Every line that contains the word "Approve" should be copied.
[BEGIN]
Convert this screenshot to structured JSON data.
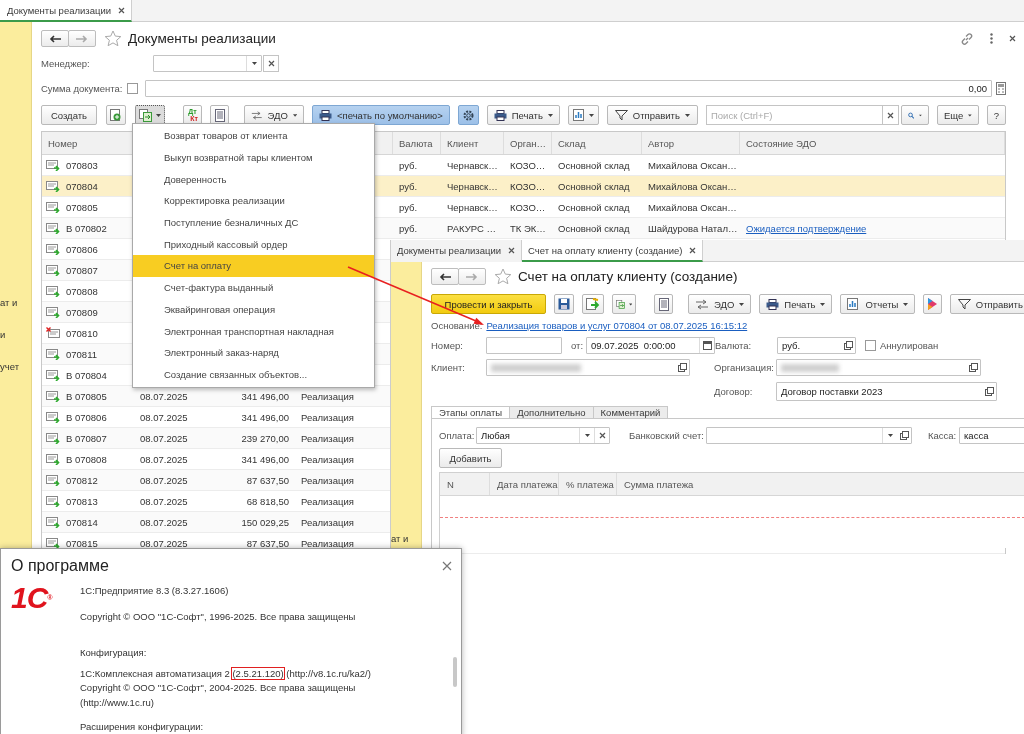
{
  "main_window": {
    "tab": {
      "label": "Документы реализации",
      "selected": true
    },
    "sidebar_texts": [
      "ат и",
      "и",
      "учет"
    ],
    "title": "Документы реализации",
    "manager": {
      "label": "Менеджер:"
    },
    "doc_sum": {
      "label": "Сумма документа:",
      "checked": false,
      "value": "0,00"
    },
    "toolbar": {
      "create": "Создать",
      "debit": "Дт",
      "credit": "Кт",
      "edo": "ЭДО",
      "default_print": "<печать по умолчанию>",
      "print": "Печать",
      "send": "Отправить",
      "search_placeholder": "Поиск (Ctrl+F)",
      "more": "Еще",
      "help": "?"
    },
    "table": {
      "columns": {
        "number": "Номер",
        "currency": "Валюта",
        "client": "Клиент",
        "organization": "Орган…",
        "warehouse": "Склад",
        "author": "Автор",
        "edo_status": "Состояние ЭДО"
      },
      "rows": [
        {
          "number": "070803",
          "kind": "posted",
          "selected": false,
          "currency": "руб.",
          "client": "Чернавск…",
          "organization": "КОЗО…",
          "warehouse": "Основной склад",
          "author": "Михайлова Оксан…"
        },
        {
          "number": "070804",
          "kind": "posted",
          "selected": true,
          "currency": "руб.",
          "client": "Чернавск…",
          "organization": "КОЗО…",
          "warehouse": "Основной склад",
          "author": "Михайлова Оксан…"
        },
        {
          "number": "070805",
          "kind": "posted",
          "selected": false,
          "currency": "руб.",
          "client": "Чернавск…",
          "organization": "КОЗО…",
          "warehouse": "Основной склад",
          "author": "Михайлова Оксан…"
        },
        {
          "number": "В 070802",
          "kind": "posted",
          "selected": false,
          "currency": "руб.",
          "client": "РАКУРС …",
          "organization": "ТК ЭК…",
          "warehouse": "Основной склад",
          "author": "Шайдурова Натал…",
          "edo_status": "Ожидается подтверждение"
        },
        {
          "number": "070806",
          "kind": "posted",
          "selected": false
        },
        {
          "number": "070807",
          "kind": "posted",
          "selected": false
        },
        {
          "number": "070808",
          "kind": "posted",
          "selected": false
        },
        {
          "number": "070809",
          "kind": "posted",
          "selected": false
        },
        {
          "number": "070810",
          "kind": "deleted",
          "selected": false
        },
        {
          "number": "070811",
          "kind": "posted",
          "selected": false
        },
        {
          "number": "В 070804",
          "kind": "posted",
          "selected": false
        },
        {
          "number": "В 070805",
          "kind": "posted",
          "selected": false,
          "date": "08.07.2025",
          "amount": "341 496,00",
          "operation": "Реализация"
        },
        {
          "number": "В 070806",
          "kind": "posted",
          "selected": false,
          "date": "08.07.2025",
          "amount": "341 496,00",
          "operation": "Реализация"
        },
        {
          "number": "В 070807",
          "kind": "posted",
          "selected": false,
          "date": "08.07.2025",
          "amount": "239 270,00",
          "operation": "Реализация"
        },
        {
          "number": "В 070808",
          "kind": "posted",
          "selected": false,
          "date": "08.07.2025",
          "amount": "341 496,00",
          "operation": "Реализация"
        },
        {
          "number": "070812",
          "kind": "posted",
          "selected": false,
          "date": "08.07.2025",
          "amount": "87 637,50",
          "operation": "Реализация"
        },
        {
          "number": "070813",
          "kind": "posted",
          "selected": false,
          "date": "08.07.2025",
          "amount": "68 818,50",
          "operation": "Реализация"
        },
        {
          "number": "070814",
          "kind": "posted",
          "selected": false,
          "date": "08.07.2025",
          "amount": "150 029,25",
          "operation": "Реализация"
        },
        {
          "number": "070815",
          "kind": "posted",
          "selected": false,
          "date": "08.07.2025",
          "amount": "87 637,50",
          "operation": "Реализация"
        }
      ]
    }
  },
  "create_menu": {
    "items": [
      {
        "label": "Возврат товаров от клиента",
        "selected": false
      },
      {
        "label": "Выкуп возвратной тары клиентом",
        "selected": false
      },
      {
        "label": "Доверенность",
        "selected": false
      },
      {
        "label": "Корректировка реализации",
        "selected": false
      },
      {
        "label": "Поступление безналичных ДС",
        "selected": false
      },
      {
        "label": "Приходный кассовый ордер",
        "selected": false
      },
      {
        "label": "Счет на оплату",
        "selected": true
      },
      {
        "label": "Счет-фактура выданный",
        "selected": false
      },
      {
        "label": "Эквайринговая операция",
        "selected": false
      },
      {
        "label": "Электронная транспортная накладная",
        "selected": false
      },
      {
        "label": "Электронный заказ-наряд",
        "selected": false
      },
      {
        "label": "Создание связанных объектов...",
        "selected": false
      }
    ]
  },
  "invoice_window": {
    "tabs": [
      {
        "label": "Документы реализации",
        "selected": false
      },
      {
        "label": "Счет на оплату клиенту (создание)",
        "selected": true
      }
    ],
    "sidebar_texts": [
      "ат и"
    ],
    "title": "Счет на оплату клиенту (создание)",
    "toolbar": {
      "post_close": "Провести и закрыть",
      "edo": "ЭДО",
      "print": "Печать",
      "reports": "Отчеты",
      "send": "Отправить"
    },
    "basis": {
      "label": "Основание:",
      "link": "Реализация товаров и услуг 070804 от 08.07.2025 16:15:12"
    },
    "number": {
      "label": "Номер:"
    },
    "date": {
      "label": "от:",
      "value": "09.07.2025  0:00:00"
    },
    "currency": {
      "label": "Валюта:",
      "value": "руб."
    },
    "cancelled": {
      "label": "Аннулирован",
      "checked": false
    },
    "client": {
      "label": "Клиент:"
    },
    "organization": {
      "label": "Организация:"
    },
    "contract": {
      "label": "Договор:",
      "value": "Договор поставки 2023"
    },
    "form_tabs": [
      {
        "label": "Этапы оплаты",
        "selected": true
      },
      {
        "label": "Дополнительно",
        "selected": false
      },
      {
        "label": "Комментарий",
        "selected": false
      }
    ],
    "payment": {
      "label": "Оплата:",
      "value": "Любая"
    },
    "bank_account": {
      "label": "Банковский счет:"
    },
    "cash_desk": {
      "label": "Касса:",
      "value": "касса"
    },
    "add_button": "Добавить",
    "schedule_columns": [
      "N",
      "Дата платежа",
      "% платежа",
      "Сумма платежа"
    ]
  },
  "about_dialog": {
    "title": "О программе",
    "logo": "1С",
    "logo_mark": "®",
    "platform": "1С:Предприятие 8.3 (8.3.27.1606)",
    "platform_copyright": "Copyright © ООО \"1С-Софт\", 1996-2025. Все права защищены",
    "config_label": "Конфигурация:",
    "config": {
      "name": "1С:Комплексная автоматизация 2",
      "version": "(2.5.21.120)",
      "url": "(http://v8.1c.ru/ka2/)",
      "version_highlighted": true
    },
    "config_copyright": "Copyright © ООО \"1С-Софт\", 2004-2025. Все права защищены",
    "config_site": "(http://www.1c.ru)",
    "extensions_label": "Расширения конфигурации:"
  }
}
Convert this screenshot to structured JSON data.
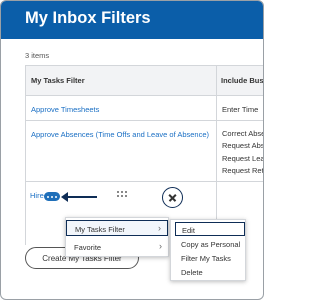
{
  "header": {
    "title": "My Inbox Filters"
  },
  "items_count": "3 items",
  "table": {
    "columns": [
      "My Tasks Filter",
      "Include Busin"
    ],
    "rows": [
      {
        "filter": "Approve Timesheets",
        "include": [
          "Enter Time"
        ]
      },
      {
        "filter": "Approve Absences (Time Offs and Leave of Absence)",
        "include": [
          "Correct Absen",
          "Request Abser",
          "Request Leave",
          "Request Returr"
        ]
      },
      {
        "filter": "Hire",
        "include": []
      }
    ]
  },
  "row_actions_icon": "ellipsis-icon",
  "menu": {
    "items": [
      {
        "label": "My Tasks Filter",
        "chevron": "›"
      },
      {
        "label": "Favorite",
        "chevron": "›"
      }
    ],
    "submenu": [
      "Edit",
      "Copy as Personal",
      "Filter My Tasks",
      "Delete"
    ]
  },
  "create_button": "Create My Tasks Filter",
  "colors": {
    "header_bg": "#0b5ea9",
    "link": "#1a6fc4",
    "highlight_border": "#0e2d56"
  }
}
[END]
* Exercise answer:
        "filter": "Approve Timesheets",
        "filter": "Approve Absences (Time Offs and Leave of Absence)",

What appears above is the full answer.